EXERCISE TASK: Return each line below that contains the string "lanc". Case matters.

----

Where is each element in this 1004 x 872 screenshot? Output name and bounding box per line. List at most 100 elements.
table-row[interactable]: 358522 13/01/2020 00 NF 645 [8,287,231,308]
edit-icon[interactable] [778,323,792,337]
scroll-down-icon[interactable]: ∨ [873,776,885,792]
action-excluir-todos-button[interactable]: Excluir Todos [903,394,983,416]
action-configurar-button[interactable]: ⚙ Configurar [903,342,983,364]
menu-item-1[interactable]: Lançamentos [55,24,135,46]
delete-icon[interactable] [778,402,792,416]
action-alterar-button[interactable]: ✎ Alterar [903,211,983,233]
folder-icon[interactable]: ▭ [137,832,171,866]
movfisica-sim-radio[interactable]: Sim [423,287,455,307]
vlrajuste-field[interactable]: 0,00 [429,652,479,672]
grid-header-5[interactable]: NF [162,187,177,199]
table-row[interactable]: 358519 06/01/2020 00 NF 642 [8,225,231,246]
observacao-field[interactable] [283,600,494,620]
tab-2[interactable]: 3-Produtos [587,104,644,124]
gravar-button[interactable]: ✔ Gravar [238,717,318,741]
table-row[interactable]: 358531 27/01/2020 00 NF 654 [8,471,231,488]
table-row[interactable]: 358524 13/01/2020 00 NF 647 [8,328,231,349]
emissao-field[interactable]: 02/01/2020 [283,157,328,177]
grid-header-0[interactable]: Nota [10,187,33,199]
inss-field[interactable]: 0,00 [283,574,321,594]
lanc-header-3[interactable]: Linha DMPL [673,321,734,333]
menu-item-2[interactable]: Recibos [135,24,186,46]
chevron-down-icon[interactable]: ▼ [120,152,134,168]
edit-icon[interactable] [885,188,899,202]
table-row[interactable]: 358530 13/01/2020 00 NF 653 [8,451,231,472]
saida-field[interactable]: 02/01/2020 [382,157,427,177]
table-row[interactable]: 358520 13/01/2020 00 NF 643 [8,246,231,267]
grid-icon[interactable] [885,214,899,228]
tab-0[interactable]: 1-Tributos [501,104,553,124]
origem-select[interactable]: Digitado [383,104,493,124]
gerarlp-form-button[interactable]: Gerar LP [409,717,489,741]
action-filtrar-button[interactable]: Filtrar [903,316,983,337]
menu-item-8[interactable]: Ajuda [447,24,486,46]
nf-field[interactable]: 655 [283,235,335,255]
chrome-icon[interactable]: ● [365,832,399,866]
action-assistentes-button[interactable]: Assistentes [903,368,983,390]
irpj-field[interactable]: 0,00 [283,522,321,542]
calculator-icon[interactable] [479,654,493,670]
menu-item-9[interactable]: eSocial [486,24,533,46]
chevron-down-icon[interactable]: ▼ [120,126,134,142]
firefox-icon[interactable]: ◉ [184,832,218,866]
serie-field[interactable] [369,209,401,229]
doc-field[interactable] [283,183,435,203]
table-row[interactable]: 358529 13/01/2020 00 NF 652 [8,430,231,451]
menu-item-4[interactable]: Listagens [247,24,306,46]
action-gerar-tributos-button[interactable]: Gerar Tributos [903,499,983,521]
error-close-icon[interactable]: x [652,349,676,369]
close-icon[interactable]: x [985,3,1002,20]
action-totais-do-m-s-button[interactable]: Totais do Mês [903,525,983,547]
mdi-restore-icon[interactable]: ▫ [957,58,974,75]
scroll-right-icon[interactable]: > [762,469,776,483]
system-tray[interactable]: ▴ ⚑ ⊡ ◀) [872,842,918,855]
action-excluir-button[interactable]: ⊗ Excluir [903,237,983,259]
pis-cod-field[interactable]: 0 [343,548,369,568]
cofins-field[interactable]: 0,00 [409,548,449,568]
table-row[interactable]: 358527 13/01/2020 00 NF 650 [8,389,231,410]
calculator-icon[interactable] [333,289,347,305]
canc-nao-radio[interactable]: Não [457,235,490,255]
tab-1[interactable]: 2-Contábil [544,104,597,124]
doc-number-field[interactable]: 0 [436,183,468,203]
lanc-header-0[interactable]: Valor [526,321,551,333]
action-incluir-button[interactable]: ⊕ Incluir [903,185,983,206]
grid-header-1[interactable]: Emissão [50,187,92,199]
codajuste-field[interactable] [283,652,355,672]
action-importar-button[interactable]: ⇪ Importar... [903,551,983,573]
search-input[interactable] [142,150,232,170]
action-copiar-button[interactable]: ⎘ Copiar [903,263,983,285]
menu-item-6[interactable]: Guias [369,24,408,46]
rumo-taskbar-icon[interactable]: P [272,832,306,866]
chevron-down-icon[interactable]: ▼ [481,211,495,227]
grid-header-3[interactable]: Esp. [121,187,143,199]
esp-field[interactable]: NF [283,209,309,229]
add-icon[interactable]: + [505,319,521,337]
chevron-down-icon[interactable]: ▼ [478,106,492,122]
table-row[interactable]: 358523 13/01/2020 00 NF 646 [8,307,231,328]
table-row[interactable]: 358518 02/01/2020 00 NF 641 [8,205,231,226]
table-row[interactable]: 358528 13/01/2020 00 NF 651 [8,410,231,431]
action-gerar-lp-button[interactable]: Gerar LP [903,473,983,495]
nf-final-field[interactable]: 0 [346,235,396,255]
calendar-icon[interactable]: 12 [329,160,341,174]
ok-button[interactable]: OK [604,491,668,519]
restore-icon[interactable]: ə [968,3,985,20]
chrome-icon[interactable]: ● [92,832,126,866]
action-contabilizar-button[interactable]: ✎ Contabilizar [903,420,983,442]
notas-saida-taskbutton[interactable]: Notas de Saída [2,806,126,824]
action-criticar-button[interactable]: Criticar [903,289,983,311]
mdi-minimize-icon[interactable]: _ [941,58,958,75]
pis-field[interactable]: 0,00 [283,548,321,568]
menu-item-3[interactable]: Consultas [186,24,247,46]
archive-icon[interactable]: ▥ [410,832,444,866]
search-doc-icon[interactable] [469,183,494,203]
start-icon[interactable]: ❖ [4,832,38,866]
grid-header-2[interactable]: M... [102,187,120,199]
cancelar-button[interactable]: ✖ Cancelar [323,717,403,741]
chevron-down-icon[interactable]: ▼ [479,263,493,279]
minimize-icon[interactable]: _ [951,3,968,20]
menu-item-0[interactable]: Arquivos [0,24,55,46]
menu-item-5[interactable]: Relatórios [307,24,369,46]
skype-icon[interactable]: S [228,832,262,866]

----

EXERCISE OUTPUT:
lanc-header-3[interactable]: Linha DMPL [673,321,734,333]
lanc-header-0[interactable]: Valor [526,321,551,333]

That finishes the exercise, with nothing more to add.